Data shown
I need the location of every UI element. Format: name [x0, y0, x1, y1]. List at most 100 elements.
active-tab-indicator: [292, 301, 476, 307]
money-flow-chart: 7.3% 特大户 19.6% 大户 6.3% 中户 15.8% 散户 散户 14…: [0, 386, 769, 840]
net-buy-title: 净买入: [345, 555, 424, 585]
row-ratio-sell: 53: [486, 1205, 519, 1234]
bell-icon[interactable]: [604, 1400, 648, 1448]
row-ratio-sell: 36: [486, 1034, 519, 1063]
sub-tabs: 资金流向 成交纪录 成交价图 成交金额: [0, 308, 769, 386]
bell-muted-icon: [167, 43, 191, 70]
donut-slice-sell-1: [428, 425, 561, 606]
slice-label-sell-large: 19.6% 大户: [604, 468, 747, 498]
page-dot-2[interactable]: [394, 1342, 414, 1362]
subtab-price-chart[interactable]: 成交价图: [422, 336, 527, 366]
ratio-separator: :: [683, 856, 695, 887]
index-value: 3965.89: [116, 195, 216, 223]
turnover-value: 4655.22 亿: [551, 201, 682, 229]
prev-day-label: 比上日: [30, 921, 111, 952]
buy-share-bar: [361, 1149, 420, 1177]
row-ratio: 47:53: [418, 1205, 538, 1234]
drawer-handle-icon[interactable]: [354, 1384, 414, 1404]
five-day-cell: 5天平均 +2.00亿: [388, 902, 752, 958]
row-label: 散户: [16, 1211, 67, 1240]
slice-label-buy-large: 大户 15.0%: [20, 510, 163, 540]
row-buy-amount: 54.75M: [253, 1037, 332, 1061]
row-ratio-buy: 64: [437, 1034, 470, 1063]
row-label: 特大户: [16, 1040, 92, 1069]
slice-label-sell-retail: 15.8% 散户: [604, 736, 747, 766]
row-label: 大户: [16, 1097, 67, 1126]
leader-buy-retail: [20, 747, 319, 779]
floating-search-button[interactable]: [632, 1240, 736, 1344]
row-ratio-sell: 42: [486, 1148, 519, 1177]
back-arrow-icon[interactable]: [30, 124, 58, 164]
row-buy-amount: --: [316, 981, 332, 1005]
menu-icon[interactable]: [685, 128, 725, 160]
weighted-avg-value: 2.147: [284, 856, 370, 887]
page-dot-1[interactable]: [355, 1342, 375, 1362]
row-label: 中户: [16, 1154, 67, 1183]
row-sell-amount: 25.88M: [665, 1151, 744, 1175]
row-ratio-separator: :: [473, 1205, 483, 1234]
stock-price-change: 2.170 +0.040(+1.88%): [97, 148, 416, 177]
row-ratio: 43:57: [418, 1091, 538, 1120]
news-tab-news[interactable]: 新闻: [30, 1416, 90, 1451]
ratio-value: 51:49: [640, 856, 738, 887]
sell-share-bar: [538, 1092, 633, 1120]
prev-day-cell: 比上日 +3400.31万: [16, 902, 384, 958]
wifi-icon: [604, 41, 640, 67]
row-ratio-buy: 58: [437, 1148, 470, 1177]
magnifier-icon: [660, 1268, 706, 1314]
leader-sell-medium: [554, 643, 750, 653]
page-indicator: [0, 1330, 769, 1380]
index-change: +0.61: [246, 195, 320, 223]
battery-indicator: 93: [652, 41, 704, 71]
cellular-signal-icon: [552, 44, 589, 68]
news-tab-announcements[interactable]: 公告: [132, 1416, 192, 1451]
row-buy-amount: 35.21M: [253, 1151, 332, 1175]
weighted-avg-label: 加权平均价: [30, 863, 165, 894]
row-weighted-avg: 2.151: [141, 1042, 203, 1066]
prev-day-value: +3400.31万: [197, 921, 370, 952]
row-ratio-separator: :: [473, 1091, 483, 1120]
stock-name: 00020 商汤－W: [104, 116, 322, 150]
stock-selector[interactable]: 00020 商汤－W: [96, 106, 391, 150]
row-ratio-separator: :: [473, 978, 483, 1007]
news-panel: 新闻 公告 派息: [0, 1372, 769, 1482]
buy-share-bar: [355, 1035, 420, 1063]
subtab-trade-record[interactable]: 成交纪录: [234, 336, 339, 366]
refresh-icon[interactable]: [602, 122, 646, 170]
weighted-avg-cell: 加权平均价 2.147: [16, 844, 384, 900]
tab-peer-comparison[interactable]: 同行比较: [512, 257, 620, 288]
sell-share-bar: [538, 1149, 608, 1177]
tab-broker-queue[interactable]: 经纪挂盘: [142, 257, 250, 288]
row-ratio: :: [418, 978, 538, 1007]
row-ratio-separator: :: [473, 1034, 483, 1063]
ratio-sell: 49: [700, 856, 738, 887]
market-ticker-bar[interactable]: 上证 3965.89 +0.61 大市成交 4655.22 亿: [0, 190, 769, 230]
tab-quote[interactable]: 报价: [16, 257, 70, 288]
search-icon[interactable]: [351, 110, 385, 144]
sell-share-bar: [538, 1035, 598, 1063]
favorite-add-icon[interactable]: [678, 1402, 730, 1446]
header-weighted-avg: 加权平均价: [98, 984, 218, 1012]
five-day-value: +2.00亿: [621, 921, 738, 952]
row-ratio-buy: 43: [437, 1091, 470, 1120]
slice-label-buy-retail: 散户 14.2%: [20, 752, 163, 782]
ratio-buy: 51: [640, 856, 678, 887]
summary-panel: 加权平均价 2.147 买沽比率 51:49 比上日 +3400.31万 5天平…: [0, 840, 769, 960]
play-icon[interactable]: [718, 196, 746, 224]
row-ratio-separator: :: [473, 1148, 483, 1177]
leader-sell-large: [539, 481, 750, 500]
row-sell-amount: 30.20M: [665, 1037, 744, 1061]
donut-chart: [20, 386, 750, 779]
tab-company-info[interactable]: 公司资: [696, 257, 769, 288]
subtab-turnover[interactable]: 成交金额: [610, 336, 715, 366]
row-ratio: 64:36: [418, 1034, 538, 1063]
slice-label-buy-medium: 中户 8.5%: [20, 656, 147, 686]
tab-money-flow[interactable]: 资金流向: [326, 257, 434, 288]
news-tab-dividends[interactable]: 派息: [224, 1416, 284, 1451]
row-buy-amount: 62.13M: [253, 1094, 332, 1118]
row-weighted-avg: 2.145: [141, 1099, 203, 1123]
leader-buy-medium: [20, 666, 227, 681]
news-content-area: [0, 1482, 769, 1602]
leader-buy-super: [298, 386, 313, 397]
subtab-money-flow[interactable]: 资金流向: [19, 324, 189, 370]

Task prompt
Please pick out every row above that contains the string "slice", and copy each of those rows in full.

Result for this exercise
donut-slice-sell-1: [428, 425, 561, 606]
slice-label-sell-large: 19.6% 大户: [604, 468, 747, 498]
slice-label-buy-large: 大户 15.0%: [20, 510, 163, 540]
slice-label-sell-retail: 15.8% 散户: [604, 736, 747, 766]
slice-label-buy-retail: 散户 14.2%: [20, 752, 163, 782]
slice-label-buy-medium: 中户 8.5%: [20, 656, 147, 686]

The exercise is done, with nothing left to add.